▸ **What you will do**
Using the entries that follow, collect the lines where the word "keep" appears.

-------- Given records --------

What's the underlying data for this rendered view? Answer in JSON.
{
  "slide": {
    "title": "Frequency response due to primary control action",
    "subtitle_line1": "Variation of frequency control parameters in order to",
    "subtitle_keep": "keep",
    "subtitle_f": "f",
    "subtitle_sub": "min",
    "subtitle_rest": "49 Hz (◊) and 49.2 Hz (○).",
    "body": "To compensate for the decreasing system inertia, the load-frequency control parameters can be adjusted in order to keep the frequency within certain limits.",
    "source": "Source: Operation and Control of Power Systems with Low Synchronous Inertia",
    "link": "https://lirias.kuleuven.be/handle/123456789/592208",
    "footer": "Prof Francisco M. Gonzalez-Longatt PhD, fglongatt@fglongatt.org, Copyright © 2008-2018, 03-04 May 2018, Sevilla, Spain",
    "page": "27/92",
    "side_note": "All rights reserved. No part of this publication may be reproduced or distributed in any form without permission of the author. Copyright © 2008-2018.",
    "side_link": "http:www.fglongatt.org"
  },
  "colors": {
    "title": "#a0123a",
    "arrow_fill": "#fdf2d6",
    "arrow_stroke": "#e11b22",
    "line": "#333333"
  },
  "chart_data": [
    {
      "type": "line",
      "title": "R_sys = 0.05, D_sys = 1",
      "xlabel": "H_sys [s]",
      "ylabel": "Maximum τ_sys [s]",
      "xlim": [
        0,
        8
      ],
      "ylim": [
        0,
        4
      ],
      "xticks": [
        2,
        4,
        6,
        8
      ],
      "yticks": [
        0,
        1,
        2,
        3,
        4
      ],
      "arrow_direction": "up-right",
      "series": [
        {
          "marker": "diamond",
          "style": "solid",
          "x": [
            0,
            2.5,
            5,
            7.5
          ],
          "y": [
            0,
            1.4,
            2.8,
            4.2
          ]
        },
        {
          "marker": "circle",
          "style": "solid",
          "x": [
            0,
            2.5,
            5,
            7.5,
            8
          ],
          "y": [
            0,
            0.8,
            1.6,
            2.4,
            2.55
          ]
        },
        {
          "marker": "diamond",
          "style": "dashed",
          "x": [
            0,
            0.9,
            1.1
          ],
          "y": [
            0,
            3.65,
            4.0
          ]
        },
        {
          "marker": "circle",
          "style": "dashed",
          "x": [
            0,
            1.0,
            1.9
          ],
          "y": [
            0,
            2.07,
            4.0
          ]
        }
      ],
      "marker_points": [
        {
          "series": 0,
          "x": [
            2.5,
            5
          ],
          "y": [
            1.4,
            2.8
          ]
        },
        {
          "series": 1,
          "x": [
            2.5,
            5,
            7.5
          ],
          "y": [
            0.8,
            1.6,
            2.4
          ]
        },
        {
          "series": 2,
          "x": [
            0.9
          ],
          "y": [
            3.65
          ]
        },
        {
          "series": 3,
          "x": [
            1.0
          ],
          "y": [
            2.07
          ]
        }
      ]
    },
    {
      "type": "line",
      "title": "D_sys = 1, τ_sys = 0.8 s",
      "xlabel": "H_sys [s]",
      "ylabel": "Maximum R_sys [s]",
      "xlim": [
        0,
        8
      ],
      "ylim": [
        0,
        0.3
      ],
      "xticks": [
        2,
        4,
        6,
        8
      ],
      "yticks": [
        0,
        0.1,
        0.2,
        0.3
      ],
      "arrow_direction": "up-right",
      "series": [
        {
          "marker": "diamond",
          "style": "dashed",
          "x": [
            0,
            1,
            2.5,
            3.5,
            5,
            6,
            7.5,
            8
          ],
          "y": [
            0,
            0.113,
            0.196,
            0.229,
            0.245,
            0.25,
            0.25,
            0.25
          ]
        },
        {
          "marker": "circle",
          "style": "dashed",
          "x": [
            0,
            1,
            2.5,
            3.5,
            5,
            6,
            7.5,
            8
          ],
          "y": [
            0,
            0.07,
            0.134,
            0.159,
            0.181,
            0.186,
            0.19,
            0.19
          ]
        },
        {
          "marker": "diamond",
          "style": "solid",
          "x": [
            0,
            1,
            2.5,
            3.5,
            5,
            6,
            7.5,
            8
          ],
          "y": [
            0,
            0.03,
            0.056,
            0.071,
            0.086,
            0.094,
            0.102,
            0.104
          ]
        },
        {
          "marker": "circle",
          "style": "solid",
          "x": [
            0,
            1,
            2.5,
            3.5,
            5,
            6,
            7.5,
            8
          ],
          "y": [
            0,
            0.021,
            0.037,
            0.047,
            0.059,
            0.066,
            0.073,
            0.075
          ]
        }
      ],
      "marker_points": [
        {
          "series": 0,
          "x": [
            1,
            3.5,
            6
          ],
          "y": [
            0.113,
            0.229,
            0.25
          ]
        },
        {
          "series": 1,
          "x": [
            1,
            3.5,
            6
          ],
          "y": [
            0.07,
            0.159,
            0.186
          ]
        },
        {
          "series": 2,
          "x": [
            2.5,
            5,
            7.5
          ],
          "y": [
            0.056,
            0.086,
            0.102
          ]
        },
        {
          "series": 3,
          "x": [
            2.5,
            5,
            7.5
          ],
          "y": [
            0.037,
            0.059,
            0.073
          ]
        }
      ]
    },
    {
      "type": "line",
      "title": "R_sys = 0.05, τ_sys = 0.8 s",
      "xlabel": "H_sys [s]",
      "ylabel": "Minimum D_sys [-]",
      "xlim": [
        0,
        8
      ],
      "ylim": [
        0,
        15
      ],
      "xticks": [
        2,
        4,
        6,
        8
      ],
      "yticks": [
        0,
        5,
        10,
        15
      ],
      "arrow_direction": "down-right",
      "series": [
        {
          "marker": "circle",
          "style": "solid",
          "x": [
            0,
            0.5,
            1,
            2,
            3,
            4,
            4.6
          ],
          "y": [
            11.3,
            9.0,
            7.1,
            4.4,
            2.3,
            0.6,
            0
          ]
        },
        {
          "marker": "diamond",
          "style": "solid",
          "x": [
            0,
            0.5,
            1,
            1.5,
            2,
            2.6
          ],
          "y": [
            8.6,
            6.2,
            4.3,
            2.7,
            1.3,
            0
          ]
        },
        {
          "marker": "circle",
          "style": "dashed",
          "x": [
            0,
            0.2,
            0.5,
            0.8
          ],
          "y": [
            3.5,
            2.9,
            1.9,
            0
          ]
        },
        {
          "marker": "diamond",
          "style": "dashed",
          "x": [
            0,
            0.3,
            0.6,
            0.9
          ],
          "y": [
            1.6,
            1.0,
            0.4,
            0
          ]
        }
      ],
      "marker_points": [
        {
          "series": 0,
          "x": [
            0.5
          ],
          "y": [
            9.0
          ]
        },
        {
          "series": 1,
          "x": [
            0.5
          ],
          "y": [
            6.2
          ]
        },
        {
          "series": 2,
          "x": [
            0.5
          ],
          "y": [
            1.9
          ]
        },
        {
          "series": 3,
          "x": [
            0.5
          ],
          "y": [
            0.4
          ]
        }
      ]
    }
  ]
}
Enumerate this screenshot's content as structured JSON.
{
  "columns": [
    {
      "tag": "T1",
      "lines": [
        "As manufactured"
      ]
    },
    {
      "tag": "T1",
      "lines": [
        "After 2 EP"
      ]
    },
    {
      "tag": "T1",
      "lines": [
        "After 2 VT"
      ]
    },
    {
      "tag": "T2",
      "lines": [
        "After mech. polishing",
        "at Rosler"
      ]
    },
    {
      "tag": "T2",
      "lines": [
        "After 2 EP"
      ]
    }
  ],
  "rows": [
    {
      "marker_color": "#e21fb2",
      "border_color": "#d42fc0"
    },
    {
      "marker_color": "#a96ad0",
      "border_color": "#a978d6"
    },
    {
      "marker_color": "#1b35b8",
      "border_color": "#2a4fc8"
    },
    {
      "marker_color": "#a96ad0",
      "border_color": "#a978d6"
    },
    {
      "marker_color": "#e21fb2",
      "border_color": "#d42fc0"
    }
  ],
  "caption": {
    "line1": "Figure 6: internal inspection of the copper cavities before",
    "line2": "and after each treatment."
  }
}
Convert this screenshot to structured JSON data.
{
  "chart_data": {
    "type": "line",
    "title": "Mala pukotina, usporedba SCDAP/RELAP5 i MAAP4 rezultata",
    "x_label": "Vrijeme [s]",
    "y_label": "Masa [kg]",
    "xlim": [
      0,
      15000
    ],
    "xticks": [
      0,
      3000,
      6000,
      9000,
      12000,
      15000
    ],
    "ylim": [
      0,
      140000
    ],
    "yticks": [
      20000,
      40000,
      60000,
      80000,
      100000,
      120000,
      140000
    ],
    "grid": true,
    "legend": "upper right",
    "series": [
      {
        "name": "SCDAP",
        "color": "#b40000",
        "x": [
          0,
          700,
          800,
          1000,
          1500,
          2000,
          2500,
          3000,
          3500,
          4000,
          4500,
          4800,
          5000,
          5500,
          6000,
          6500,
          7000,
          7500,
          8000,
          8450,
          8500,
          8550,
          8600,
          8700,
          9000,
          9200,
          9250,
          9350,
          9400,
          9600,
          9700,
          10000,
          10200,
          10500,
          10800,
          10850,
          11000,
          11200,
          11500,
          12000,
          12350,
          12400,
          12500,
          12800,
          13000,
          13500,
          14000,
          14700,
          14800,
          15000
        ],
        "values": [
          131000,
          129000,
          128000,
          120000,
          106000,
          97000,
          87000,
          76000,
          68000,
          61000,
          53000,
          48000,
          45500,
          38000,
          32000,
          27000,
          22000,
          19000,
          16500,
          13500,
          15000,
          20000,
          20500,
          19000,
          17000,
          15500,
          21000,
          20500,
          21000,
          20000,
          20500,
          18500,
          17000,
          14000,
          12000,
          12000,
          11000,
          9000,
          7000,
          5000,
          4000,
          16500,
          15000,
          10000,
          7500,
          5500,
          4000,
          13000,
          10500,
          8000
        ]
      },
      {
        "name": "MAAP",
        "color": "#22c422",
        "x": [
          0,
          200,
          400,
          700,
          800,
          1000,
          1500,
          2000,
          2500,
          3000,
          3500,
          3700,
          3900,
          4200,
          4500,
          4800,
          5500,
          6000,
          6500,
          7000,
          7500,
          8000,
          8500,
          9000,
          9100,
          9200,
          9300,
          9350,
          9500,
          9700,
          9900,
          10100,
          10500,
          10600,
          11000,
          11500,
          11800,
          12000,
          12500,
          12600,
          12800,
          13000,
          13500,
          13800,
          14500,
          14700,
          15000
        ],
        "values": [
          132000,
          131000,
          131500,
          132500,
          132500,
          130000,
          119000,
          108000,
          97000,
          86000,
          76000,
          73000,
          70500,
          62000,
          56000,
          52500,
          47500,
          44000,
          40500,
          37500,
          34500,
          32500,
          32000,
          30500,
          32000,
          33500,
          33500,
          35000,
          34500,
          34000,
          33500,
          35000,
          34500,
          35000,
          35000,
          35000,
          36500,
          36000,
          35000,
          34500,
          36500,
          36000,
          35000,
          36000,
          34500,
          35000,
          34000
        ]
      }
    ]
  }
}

--------

▸ **Exercise answer**
    "subtitle_keep": "keep",
    "body": "To compensate for the decreasing system inertia, the load-frequency control parameters can be adjusted in order to keep the frequency within certain limits.",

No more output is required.